Required action
Copy, in full, each line of the material that holds the word "xlabel".

◇ ◇ ◇ ◇ ◇ ◇ ◇

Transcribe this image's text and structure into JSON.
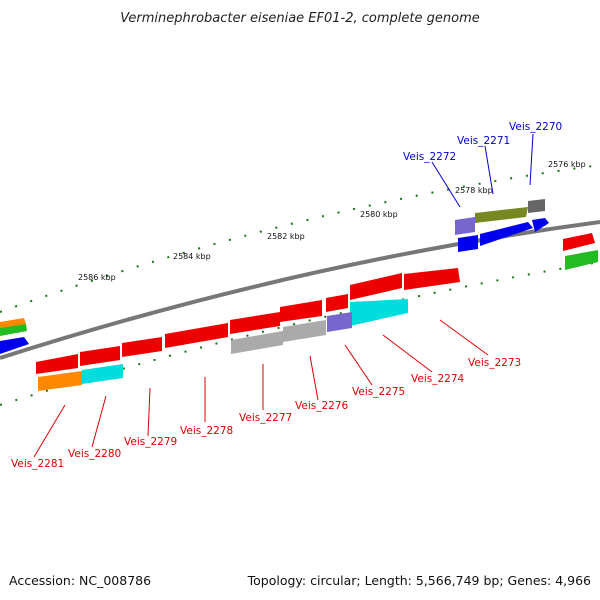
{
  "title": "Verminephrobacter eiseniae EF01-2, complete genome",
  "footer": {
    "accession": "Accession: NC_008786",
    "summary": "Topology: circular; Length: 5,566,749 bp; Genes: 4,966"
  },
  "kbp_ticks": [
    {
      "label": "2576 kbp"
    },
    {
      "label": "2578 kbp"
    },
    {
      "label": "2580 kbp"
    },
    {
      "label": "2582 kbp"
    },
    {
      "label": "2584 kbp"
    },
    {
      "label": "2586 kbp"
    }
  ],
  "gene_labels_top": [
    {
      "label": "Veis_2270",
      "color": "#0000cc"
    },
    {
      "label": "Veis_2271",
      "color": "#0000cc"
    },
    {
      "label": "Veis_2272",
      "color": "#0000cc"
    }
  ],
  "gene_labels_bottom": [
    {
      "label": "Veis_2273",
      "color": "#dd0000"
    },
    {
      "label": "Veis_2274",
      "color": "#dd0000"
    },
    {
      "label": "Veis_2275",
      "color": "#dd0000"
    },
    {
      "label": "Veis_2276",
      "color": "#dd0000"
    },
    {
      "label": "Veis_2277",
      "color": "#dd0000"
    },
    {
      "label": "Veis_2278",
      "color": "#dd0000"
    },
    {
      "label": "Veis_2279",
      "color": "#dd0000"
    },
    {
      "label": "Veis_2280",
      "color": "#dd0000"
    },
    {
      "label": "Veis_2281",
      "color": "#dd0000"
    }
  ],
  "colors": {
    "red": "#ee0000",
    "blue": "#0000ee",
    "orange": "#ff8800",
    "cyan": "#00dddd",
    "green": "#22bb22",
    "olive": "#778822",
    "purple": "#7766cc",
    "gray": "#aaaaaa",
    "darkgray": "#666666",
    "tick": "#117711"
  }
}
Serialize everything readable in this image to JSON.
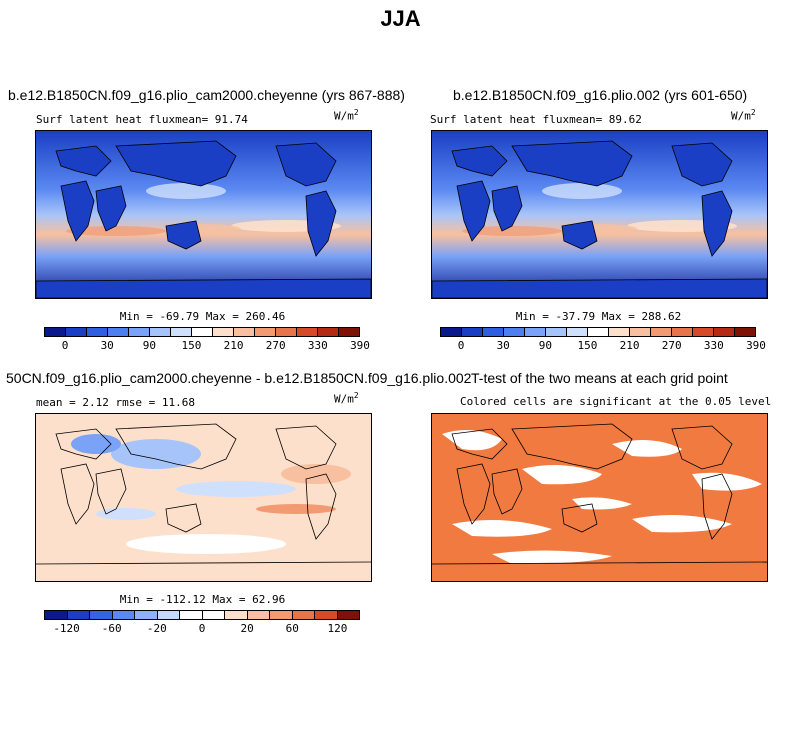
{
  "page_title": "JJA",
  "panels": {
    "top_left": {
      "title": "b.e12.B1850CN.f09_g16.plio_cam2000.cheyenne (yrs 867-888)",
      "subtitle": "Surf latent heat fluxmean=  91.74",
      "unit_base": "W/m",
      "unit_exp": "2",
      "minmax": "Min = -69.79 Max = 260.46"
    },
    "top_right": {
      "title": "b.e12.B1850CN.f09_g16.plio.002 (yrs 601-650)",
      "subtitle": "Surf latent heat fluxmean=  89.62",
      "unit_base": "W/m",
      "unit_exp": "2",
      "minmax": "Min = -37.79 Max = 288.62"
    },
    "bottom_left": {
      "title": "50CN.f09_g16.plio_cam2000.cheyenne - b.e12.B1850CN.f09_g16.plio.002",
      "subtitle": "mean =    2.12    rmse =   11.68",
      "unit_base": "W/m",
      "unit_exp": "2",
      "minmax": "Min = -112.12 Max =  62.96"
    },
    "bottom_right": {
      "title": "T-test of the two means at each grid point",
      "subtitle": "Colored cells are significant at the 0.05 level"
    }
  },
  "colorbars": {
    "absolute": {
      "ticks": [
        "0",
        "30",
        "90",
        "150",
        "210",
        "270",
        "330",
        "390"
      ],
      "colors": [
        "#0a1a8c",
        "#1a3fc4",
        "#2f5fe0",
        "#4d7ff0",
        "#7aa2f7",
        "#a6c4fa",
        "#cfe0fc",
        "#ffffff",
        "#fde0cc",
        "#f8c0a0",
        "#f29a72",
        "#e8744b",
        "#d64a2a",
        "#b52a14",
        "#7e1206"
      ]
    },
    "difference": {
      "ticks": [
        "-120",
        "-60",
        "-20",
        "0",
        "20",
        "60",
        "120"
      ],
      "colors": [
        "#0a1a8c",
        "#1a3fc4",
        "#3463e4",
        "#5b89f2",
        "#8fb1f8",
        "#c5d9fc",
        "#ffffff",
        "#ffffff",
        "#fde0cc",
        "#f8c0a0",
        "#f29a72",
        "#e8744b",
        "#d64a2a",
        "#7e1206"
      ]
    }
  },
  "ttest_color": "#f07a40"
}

◇ ◇ ◇ ◇ ◇ ◇ ◇

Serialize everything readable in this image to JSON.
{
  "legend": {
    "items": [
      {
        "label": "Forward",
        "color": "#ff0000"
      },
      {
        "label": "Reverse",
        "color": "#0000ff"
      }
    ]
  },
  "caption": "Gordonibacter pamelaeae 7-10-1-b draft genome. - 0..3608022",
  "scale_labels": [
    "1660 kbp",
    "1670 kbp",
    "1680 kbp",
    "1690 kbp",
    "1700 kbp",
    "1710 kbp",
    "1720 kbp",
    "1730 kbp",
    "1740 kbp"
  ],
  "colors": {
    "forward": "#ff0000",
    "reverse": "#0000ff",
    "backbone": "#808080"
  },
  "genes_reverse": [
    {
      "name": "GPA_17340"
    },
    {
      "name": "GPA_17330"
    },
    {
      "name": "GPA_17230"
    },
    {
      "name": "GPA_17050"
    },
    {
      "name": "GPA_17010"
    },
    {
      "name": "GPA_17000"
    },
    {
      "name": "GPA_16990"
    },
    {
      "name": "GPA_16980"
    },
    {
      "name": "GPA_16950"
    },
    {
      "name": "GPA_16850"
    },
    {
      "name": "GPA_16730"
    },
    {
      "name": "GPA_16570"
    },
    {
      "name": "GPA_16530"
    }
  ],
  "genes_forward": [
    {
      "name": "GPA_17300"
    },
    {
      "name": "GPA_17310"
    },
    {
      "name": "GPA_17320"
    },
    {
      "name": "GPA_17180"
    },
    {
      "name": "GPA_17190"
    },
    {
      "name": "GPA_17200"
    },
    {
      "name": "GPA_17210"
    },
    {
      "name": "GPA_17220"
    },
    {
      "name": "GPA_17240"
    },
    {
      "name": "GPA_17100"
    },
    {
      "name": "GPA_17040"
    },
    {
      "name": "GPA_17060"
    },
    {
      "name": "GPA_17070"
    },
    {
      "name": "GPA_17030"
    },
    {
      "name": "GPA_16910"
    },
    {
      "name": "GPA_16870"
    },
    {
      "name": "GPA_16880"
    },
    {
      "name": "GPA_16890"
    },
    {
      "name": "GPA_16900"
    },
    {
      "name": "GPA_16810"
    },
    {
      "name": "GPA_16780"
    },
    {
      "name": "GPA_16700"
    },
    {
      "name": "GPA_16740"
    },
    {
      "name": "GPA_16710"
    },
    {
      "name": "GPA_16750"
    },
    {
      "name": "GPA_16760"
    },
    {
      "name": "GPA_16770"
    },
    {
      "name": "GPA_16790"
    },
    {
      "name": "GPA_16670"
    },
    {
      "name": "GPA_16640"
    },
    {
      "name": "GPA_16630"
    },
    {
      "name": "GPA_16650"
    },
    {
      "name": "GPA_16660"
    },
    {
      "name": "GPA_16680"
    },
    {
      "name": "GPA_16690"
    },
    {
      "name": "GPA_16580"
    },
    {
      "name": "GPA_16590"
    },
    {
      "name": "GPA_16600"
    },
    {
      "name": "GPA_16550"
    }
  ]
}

◇ ◇ ◇ ◇ ◇ ◇ ◇

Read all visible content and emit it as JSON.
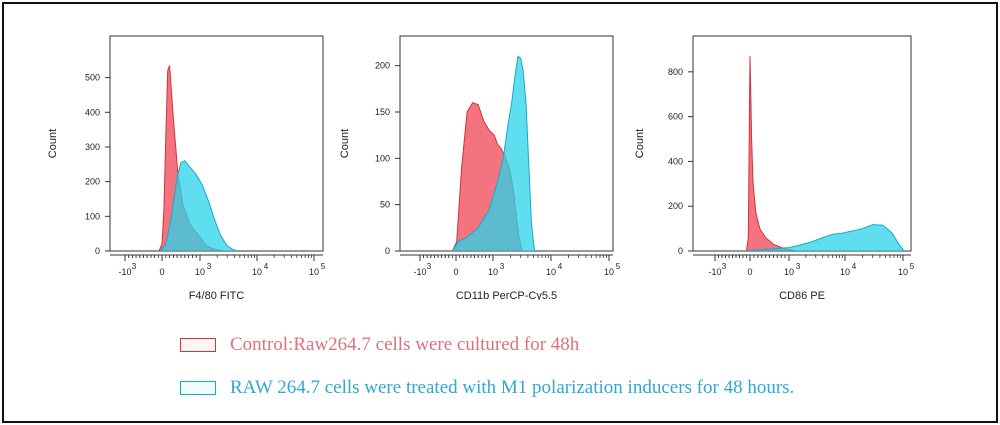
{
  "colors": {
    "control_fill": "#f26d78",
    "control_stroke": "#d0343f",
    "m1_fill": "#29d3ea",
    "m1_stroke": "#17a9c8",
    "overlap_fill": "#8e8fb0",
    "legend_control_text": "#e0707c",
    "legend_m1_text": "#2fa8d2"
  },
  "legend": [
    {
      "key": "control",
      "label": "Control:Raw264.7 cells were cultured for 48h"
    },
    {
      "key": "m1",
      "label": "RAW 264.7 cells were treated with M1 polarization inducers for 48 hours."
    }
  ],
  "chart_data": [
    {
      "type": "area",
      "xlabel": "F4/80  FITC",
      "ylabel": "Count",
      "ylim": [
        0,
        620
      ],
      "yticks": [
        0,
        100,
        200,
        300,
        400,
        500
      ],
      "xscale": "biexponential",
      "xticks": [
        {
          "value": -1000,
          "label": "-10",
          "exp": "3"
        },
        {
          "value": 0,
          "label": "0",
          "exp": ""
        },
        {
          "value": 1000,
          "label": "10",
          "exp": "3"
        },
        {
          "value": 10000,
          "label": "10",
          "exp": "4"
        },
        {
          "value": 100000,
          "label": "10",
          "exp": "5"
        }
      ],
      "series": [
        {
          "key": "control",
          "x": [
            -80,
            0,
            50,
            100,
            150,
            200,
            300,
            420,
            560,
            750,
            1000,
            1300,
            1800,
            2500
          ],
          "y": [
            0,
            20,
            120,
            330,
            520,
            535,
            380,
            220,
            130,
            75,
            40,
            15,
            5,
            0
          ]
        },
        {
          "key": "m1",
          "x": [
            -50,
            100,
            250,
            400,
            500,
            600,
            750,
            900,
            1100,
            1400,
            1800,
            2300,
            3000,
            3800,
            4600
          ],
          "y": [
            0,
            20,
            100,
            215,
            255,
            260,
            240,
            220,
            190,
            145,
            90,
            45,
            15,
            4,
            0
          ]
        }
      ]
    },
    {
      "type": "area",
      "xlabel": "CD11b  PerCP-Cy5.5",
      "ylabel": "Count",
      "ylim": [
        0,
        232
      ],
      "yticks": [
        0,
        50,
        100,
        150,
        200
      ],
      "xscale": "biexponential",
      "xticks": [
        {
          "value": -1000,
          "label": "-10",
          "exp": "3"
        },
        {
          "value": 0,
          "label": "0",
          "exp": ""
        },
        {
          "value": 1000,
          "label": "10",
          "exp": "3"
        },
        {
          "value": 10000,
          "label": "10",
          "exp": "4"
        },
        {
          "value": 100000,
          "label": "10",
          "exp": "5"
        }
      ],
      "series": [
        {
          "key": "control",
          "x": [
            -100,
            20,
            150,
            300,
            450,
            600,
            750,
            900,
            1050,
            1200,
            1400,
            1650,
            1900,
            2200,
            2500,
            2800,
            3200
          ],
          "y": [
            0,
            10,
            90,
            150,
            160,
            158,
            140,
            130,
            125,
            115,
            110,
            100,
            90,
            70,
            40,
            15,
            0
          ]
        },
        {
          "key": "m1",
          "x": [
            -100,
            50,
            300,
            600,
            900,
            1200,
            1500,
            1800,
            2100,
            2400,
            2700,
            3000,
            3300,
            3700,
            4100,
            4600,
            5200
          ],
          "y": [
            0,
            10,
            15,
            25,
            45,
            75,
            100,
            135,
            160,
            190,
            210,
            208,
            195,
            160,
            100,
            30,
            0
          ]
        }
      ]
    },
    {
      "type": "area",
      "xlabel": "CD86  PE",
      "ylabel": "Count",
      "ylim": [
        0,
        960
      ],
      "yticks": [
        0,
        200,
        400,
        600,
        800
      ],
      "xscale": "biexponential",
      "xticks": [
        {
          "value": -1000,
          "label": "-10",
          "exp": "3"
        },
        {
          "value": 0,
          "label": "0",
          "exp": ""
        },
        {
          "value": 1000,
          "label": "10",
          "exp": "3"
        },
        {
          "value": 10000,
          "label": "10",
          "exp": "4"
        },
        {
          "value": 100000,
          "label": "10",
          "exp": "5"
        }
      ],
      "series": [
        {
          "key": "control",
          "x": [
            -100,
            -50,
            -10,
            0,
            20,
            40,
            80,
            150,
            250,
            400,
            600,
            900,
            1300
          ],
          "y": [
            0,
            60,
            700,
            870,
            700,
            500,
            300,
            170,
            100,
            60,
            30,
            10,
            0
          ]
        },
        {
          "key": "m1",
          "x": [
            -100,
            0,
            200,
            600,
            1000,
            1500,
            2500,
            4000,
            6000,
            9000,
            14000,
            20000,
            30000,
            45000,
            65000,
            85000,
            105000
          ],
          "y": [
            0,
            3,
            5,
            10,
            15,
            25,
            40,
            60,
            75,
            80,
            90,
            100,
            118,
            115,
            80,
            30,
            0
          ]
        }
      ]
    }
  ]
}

◇ ◇ ◇ ◇ ◇ ◇ ◇

Worked solution
      "xlabel": "F4/80  FITC",
      "xlabel": "CD11b  PerCP-Cy5.5",
      "xlabel": "CD86  PE",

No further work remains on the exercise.